Directive: Report how many lines of the following entries include the string "icon"; respond with the number alone.

Records provided:

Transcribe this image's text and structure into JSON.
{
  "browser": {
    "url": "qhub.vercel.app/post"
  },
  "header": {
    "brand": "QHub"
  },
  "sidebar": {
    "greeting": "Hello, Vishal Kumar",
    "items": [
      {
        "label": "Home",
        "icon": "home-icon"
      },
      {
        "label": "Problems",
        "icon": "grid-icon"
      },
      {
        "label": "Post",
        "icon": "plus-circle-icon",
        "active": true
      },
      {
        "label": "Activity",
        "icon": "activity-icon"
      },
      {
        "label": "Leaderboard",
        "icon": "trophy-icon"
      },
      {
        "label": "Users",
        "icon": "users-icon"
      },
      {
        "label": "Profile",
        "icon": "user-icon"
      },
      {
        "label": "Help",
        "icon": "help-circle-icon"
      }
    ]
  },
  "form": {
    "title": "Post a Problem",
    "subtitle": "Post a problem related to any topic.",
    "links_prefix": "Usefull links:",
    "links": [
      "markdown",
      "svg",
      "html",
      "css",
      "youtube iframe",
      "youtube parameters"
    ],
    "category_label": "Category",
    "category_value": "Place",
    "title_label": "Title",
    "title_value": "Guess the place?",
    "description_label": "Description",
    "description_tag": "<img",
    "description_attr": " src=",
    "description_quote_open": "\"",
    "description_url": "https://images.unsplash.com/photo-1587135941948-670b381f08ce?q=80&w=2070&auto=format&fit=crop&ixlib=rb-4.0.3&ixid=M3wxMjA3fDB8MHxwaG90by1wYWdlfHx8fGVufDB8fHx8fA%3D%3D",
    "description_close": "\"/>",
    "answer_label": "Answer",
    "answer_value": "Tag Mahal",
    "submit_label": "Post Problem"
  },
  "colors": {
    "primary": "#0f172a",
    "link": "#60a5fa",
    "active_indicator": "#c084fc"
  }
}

Output of the exercise: 8